Reproduce all the material exactly, minus any pictures it holds.

===

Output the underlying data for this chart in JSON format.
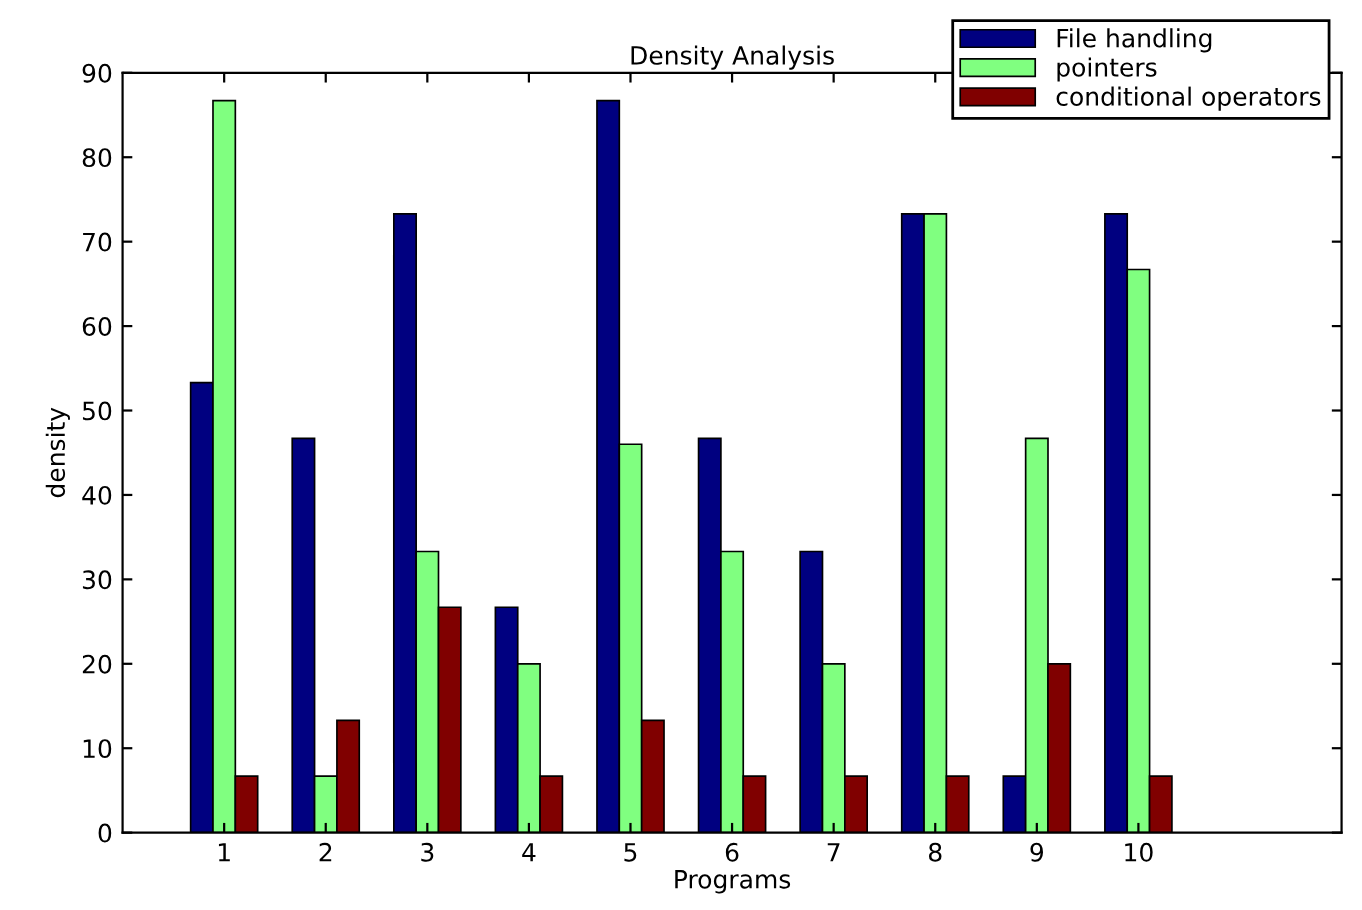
{
  "chart_data": {
    "type": "bar",
    "title": "Density Analysis",
    "xlabel": "Programs",
    "ylabel": "density",
    "x": [
      1,
      2,
      3,
      4,
      5,
      6,
      7,
      8,
      9,
      10
    ],
    "series": [
      {
        "name": "File handling",
        "color": "#000080",
        "values": [
          53.3,
          46.7,
          73.3,
          26.7,
          86.7,
          46.7,
          33.3,
          73.3,
          6.7,
          73.3
        ]
      },
      {
        "name": "pointers",
        "color": "#80ff80",
        "values": [
          86.7,
          6.7,
          33.3,
          20,
          46,
          33.3,
          20,
          73.3,
          46.7,
          66.7
        ]
      },
      {
        "name": "conditional operators",
        "color": "#800000",
        "values": [
          6.7,
          13.3,
          26.7,
          6.7,
          13.3,
          6.7,
          6.7,
          6.7,
          20,
          6.7
        ]
      }
    ],
    "xlim": [
      0,
      12
    ],
    "xticks": [
      1,
      2,
      3,
      4,
      5,
      6,
      7,
      8,
      9,
      10
    ],
    "ylim": [
      0,
      90
    ],
    "yticks": [
      0,
      10,
      20,
      30,
      40,
      50,
      60,
      70,
      80,
      90
    ],
    "grid": false,
    "legend": "top right"
  }
}
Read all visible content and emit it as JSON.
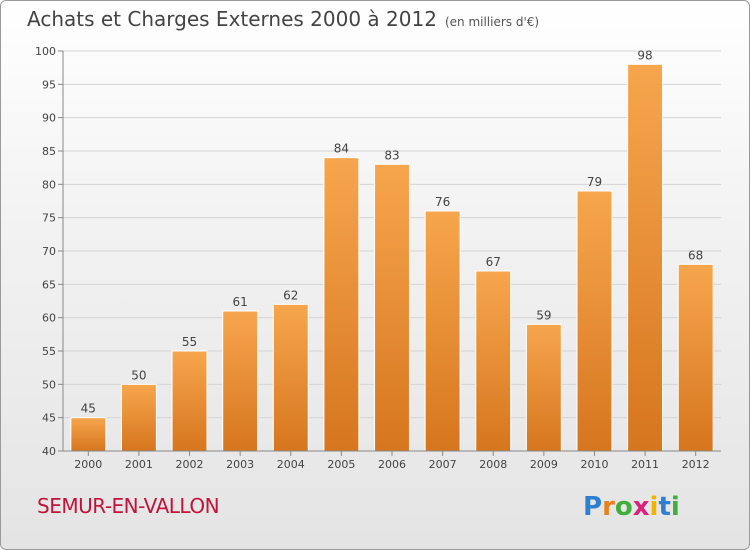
{
  "header": {
    "title": "Achats et Charges Externes 2000 à 2012",
    "unit": "(en milliers d'€)"
  },
  "footer": {
    "place": "SEMUR-EN-VALLON",
    "brand": "Proxiti"
  },
  "colors": {
    "bar_light": "#f7a64e",
    "bar_dark": "#d6761e",
    "place_text": "#c0143c"
  },
  "chart_data": {
    "type": "bar",
    "title": "Achats et Charges Externes 2000 à 2012",
    "subtitle": "(en milliers d'€)",
    "xlabel": "",
    "ylabel": "",
    "categories": [
      "2000",
      "2001",
      "2002",
      "2003",
      "2004",
      "2005",
      "2006",
      "2007",
      "2008",
      "2009",
      "2010",
      "2011",
      "2012"
    ],
    "values": [
      45,
      50,
      55,
      61,
      62,
      84,
      83,
      76,
      67,
      59,
      79,
      98,
      68
    ],
    "ylim": [
      40,
      100
    ],
    "yticks": [
      40,
      45,
      50,
      55,
      60,
      65,
      70,
      75,
      80,
      85,
      90,
      95,
      100
    ],
    "grid": true,
    "data_labels": true
  }
}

===

→ **RIGHT ANSWER**
Output the underlying data for this chart in JSON format.
{
  "chart_data": {
    "type": "bar",
    "title": "Density Analysis",
    "xlabel": "Programs",
    "ylabel": "density",
    "x": [
      1,
      2,
      3,
      4,
      5,
      6,
      7,
      8,
      9,
      10
    ],
    "series": [
      {
        "name": "File handling",
        "color": "#000080",
        "values": [
          53.3,
          46.7,
          73.3,
          26.7,
          86.7,
          46.7,
          33.3,
          73.3,
          6.7,
          73.3
        ]
      },
      {
        "name": "pointers",
        "color": "#80ff80",
        "values": [
          86.7,
          6.7,
          33.3,
          20,
          46,
          33.3,
          20,
          73.3,
          46.7,
          66.7
        ]
      },
      {
        "name": "conditional operators",
        "color": "#800000",
        "values": [
          6.7,
          13.3,
          26.7,
          6.7,
          13.3,
          6.7,
          6.7,
          6.7,
          20,
          6.7
        ]
      }
    ],
    "xlim": [
      0,
      12
    ],
    "xticks": [
      1,
      2,
      3,
      4,
      5,
      6,
      7,
      8,
      9,
      10
    ],
    "ylim": [
      0,
      90
    ],
    "yticks": [
      0,
      10,
      20,
      30,
      40,
      50,
      60,
      70,
      80,
      90
    ],
    "grid": false,
    "legend": "top right"
  }
}
Read all visible content and emit it as JSON.
{
  "header": {
    "title": "Achats et Charges Externes 2000 à 2012",
    "unit": "(en milliers d'€)"
  },
  "footer": {
    "place": "SEMUR-EN-VALLON",
    "brand": "Proxiti"
  },
  "colors": {
    "bar_light": "#f7a64e",
    "bar_dark": "#d6761e",
    "place_text": "#c0143c"
  },
  "chart_data": {
    "type": "bar",
    "title": "Achats et Charges Externes 2000 à 2012",
    "subtitle": "(en milliers d'€)",
    "xlabel": "",
    "ylabel": "",
    "categories": [
      "2000",
      "2001",
      "2002",
      "2003",
      "2004",
      "2005",
      "2006",
      "2007",
      "2008",
      "2009",
      "2010",
      "2011",
      "2012"
    ],
    "values": [
      45,
      50,
      55,
      61,
      62,
      84,
      83,
      76,
      67,
      59,
      79,
      98,
      68
    ],
    "ylim": [
      40,
      100
    ],
    "yticks": [
      40,
      45,
      50,
      55,
      60,
      65,
      70,
      75,
      80,
      85,
      90,
      95,
      100
    ],
    "grid": true,
    "data_labels": true
  }
}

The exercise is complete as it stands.